__Entries shown__
_____
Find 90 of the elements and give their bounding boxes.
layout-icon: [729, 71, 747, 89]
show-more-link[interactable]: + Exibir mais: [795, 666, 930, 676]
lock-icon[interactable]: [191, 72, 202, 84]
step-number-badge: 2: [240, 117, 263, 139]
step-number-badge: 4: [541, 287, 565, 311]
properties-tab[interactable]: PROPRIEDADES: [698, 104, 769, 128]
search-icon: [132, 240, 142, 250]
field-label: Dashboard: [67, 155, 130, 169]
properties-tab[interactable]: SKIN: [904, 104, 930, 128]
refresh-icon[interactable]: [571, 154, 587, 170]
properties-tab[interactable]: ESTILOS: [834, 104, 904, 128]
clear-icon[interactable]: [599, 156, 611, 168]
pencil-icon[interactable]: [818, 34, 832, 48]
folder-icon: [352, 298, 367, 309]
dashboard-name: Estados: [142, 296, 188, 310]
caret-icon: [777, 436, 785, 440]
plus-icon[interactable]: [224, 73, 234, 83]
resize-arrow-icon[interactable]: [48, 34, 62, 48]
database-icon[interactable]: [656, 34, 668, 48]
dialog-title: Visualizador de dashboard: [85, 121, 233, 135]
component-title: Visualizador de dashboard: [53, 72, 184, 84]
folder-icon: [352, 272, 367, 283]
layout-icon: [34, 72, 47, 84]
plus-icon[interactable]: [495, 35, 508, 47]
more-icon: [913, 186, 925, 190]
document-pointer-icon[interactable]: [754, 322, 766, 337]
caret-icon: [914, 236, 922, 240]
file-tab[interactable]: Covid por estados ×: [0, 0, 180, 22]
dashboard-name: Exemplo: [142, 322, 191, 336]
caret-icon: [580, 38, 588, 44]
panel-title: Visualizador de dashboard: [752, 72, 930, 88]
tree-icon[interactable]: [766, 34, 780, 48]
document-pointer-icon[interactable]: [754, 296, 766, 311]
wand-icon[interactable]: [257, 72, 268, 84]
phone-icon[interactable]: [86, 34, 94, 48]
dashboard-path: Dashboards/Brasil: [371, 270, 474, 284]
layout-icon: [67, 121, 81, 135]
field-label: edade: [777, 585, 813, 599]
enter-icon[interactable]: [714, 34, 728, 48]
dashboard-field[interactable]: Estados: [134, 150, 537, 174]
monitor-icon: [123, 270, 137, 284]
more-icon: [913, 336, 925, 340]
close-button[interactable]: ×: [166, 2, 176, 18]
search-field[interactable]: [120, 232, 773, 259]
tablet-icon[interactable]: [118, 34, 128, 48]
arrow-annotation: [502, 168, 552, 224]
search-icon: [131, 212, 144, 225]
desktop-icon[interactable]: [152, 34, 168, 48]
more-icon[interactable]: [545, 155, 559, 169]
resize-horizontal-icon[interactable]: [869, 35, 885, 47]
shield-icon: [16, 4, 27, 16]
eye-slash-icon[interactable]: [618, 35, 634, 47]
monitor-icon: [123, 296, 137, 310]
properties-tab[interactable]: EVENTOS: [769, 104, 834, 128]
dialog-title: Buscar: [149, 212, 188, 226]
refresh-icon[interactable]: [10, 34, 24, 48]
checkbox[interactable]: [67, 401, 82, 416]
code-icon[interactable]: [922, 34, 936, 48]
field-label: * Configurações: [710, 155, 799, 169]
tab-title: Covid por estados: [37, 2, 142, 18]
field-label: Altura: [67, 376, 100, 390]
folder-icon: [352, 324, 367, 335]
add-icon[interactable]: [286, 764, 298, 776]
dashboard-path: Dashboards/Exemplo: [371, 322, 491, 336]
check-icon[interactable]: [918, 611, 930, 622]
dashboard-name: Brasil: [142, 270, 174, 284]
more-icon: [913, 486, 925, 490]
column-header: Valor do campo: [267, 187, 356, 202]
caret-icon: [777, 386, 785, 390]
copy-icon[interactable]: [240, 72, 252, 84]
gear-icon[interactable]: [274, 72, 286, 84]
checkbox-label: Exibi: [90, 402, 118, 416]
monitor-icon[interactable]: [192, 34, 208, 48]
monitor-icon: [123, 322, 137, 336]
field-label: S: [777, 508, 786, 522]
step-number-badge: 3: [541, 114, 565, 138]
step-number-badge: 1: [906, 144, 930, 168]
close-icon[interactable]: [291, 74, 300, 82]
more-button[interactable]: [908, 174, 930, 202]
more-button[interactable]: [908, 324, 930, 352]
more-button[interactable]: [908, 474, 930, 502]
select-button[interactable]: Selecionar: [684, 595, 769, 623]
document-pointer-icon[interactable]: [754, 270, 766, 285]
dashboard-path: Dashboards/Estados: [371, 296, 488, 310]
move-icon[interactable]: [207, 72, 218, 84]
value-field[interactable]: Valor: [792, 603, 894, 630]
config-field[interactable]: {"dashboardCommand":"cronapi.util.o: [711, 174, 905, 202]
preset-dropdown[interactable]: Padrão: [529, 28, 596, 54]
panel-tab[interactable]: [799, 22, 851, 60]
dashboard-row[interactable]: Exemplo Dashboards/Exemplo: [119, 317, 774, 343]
_____
__Exercise objective__
Rewrite the records above, changing every "more-icon" to "ellipsis-icon" and leaving everything else the same.

__Solution__
Find 90 of the elements and give their bounding boxes.
layout-icon: [729, 71, 747, 89]
show-more-link[interactable]: + Exibir mais: [795, 666, 930, 676]
lock-icon[interactable]: [191, 72, 202, 84]
step-number-badge: 2: [240, 117, 263, 139]
step-number-badge: 4: [541, 287, 565, 311]
properties-tab[interactable]: PROPRIEDADES: [698, 104, 769, 128]
search-icon: [132, 240, 142, 250]
field-label: Dashboard: [67, 155, 130, 169]
properties-tab[interactable]: SKIN: [904, 104, 930, 128]
refresh-icon[interactable]: [571, 154, 587, 170]
properties-tab[interactable]: ESTILOS: [834, 104, 904, 128]
clear-icon[interactable]: [599, 156, 611, 168]
pencil-icon[interactable]: [818, 34, 832, 48]
folder-icon: [352, 298, 367, 309]
dashboard-name: Estados: [142, 296, 188, 310]
caret-icon: [777, 436, 785, 440]
plus-icon[interactable]: [224, 73, 234, 83]
resize-arrow-icon[interactable]: [48, 34, 62, 48]
database-icon[interactable]: [656, 34, 668, 48]
dialog-title: Visualizador de dashboard: [85, 121, 233, 135]
component-title: Visualizador de dashboard: [53, 72, 184, 84]
folder-icon: [352, 272, 367, 283]
layout-icon: [34, 72, 47, 84]
plus-icon[interactable]: [495, 35, 508, 47]
ellipsis-icon: [913, 186, 925, 190]
document-pointer-icon[interactable]: [754, 322, 766, 337]
caret-icon: [914, 236, 922, 240]
file-tab[interactable]: Covid por estados ×: [0, 0, 180, 22]
dashboard-name: Exemplo: [142, 322, 191, 336]
caret-icon: [580, 38, 588, 44]
panel-title: Visualizador de dashboard: [752, 72, 930, 88]
tree-icon[interactable]: [766, 34, 780, 48]
document-pointer-icon[interactable]: [754, 296, 766, 311]
wand-icon[interactable]: [257, 72, 268, 84]
phone-icon[interactable]: [86, 34, 94, 48]
dashboard-path: Dashboards/Brasil: [371, 270, 474, 284]
layout-icon: [67, 121, 81, 135]
field-label: edade: [777, 585, 813, 599]
enter-icon[interactable]: [714, 34, 728, 48]
dashboard-field[interactable]: Estados: [134, 150, 537, 174]
monitor-icon: [123, 270, 137, 284]
ellipsis-icon: [913, 336, 925, 340]
close-button[interactable]: ×: [166, 2, 176, 18]
search-field[interactable]: [120, 232, 773, 259]
tablet-icon[interactable]: [118, 34, 128, 48]
arrow-annotation: [502, 168, 552, 224]
search-icon: [131, 212, 144, 225]
desktop-icon[interactable]: [152, 34, 168, 48]
ellipsis-icon[interactable]: [545, 155, 559, 169]
resize-horizontal-icon[interactable]: [869, 35, 885, 47]
shield-icon: [16, 4, 27, 16]
eye-slash-icon[interactable]: [618, 35, 634, 47]
monitor-icon: [123, 296, 137, 310]
properties-tab[interactable]: EVENTOS: [769, 104, 834, 128]
dialog-title: Buscar: [149, 212, 188, 226]
refresh-icon[interactable]: [10, 34, 24, 48]
checkbox[interactable]: [67, 401, 82, 416]
code-icon[interactable]: [922, 34, 936, 48]
field-label: * Configurações: [710, 155, 799, 169]
tab-title: Covid por estados: [37, 2, 142, 18]
field-label: Altura: [67, 376, 100, 390]
folder-icon: [352, 324, 367, 335]
add-icon[interactable]: [286, 764, 298, 776]
dashboard-path: Dashboards/Exemplo: [371, 322, 491, 336]
check-icon[interactable]: [918, 611, 930, 622]
dashboard-name: Brasil: [142, 270, 174, 284]
ellipsis-icon: [913, 486, 925, 490]
column-header: Valor do campo: [267, 187, 356, 202]
caret-icon: [777, 386, 785, 390]
copy-icon[interactable]: [240, 72, 252, 84]
gear-icon[interactable]: [274, 72, 286, 84]
checkbox-label: Exibi: [90, 402, 118, 416]
monitor-icon[interactable]: [192, 34, 208, 48]
monitor-icon: [123, 322, 137, 336]
field-label: S: [777, 508, 786, 522]
step-number-badge: 3: [541, 114, 565, 138]
step-number-badge: 1: [906, 144, 930, 168]
close-icon[interactable]: [291, 74, 300, 82]
more-button[interactable]: [908, 174, 930, 202]
more-button[interactable]: [908, 324, 930, 352]
more-button[interactable]: [908, 474, 930, 502]
select-button[interactable]: Selecionar: [684, 595, 769, 623]
document-pointer-icon[interactable]: [754, 270, 766, 285]
dashboard-path: Dashboards/Estados: [371, 296, 488, 310]
move-icon[interactable]: [207, 72, 218, 84]
value-field[interactable]: Valor: [792, 603, 894, 630]
config-field[interactable]: {"dashboardCommand":"cronapi.util.o: [711, 174, 905, 202]
preset-dropdown[interactable]: Padrão: [529, 28, 596, 54]
panel-tab[interactable]: [799, 22, 851, 60]
dashboard-row[interactable]: Exemplo Dashboards/Exemplo: [119, 317, 774, 343]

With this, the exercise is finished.